* TASK PROMPT
Every line of the records that holds the word "Table" should be copied.
(INPUT FOR THIS TASK begins)
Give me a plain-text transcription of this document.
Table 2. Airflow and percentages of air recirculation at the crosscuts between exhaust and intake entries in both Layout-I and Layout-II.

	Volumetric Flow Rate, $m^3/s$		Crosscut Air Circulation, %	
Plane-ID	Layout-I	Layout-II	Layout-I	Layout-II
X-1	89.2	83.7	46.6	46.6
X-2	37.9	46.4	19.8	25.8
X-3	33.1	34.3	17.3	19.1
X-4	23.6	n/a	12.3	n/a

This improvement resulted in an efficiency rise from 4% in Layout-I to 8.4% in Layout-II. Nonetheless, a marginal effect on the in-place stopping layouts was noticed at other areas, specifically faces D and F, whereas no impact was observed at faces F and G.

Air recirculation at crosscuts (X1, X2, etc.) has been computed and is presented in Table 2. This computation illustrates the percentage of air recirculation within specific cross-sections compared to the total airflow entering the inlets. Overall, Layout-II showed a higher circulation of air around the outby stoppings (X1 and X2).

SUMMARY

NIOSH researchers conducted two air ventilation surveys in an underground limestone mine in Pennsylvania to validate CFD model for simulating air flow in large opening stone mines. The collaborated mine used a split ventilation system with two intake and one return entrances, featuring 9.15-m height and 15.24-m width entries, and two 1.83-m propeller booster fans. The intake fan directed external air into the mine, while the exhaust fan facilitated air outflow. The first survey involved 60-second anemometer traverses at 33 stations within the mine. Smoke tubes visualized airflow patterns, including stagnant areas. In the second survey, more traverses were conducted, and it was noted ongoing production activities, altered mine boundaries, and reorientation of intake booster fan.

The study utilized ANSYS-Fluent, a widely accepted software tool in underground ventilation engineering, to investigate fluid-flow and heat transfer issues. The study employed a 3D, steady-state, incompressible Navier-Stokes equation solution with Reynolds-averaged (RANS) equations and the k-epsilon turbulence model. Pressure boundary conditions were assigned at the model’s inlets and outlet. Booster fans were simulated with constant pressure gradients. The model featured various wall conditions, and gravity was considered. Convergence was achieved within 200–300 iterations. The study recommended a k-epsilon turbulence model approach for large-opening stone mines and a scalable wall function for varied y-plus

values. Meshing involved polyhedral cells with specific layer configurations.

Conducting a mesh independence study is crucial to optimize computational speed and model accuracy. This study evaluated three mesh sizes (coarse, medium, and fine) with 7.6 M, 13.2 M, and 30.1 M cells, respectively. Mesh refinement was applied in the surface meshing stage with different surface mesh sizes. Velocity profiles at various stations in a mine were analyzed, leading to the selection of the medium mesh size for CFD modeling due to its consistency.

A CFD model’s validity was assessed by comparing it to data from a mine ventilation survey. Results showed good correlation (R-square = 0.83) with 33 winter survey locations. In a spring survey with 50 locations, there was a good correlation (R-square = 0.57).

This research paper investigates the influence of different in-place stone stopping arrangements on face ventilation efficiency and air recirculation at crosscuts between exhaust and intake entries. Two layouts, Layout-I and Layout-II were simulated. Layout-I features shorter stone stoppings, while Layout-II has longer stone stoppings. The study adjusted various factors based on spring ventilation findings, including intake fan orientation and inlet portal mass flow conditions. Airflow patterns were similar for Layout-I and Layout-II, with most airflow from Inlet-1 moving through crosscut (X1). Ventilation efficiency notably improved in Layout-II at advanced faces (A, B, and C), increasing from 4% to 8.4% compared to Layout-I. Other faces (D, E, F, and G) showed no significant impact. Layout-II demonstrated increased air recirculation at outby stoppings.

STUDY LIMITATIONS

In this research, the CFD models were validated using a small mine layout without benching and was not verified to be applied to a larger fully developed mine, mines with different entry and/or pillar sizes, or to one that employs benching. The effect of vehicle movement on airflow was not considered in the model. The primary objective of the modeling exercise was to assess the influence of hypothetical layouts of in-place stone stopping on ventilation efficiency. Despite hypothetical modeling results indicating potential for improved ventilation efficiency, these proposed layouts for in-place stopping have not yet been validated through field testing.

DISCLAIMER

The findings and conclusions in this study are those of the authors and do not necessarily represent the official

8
(INPUT FOR THIS TASK ends)
(INPUT FOR THIS TASK begins)
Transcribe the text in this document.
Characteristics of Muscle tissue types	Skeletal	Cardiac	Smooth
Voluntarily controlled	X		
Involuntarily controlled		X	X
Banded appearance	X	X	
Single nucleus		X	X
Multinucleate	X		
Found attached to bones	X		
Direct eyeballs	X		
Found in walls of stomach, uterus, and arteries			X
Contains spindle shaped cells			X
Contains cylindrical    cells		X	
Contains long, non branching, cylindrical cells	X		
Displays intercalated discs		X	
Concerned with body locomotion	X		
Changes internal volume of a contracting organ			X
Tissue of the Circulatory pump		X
(INPUT FOR THIS TASK ends)
* OUTPUT BELOW
Table 2. Airflow and percentages of air recirculation at the crosscuts between exhaust and intake entries in both Layout-I and Layout-II.
Air recirculation at crosscuts (X1, X2, etc.) has been computed and is presented in Table 2. This computation illustrates the percentage of air recirculation within specific cross-sections compared to the total airflow entering the inlets. Overall, Layout-II showed a higher circulation of air around the outby stoppings (X1 and X2).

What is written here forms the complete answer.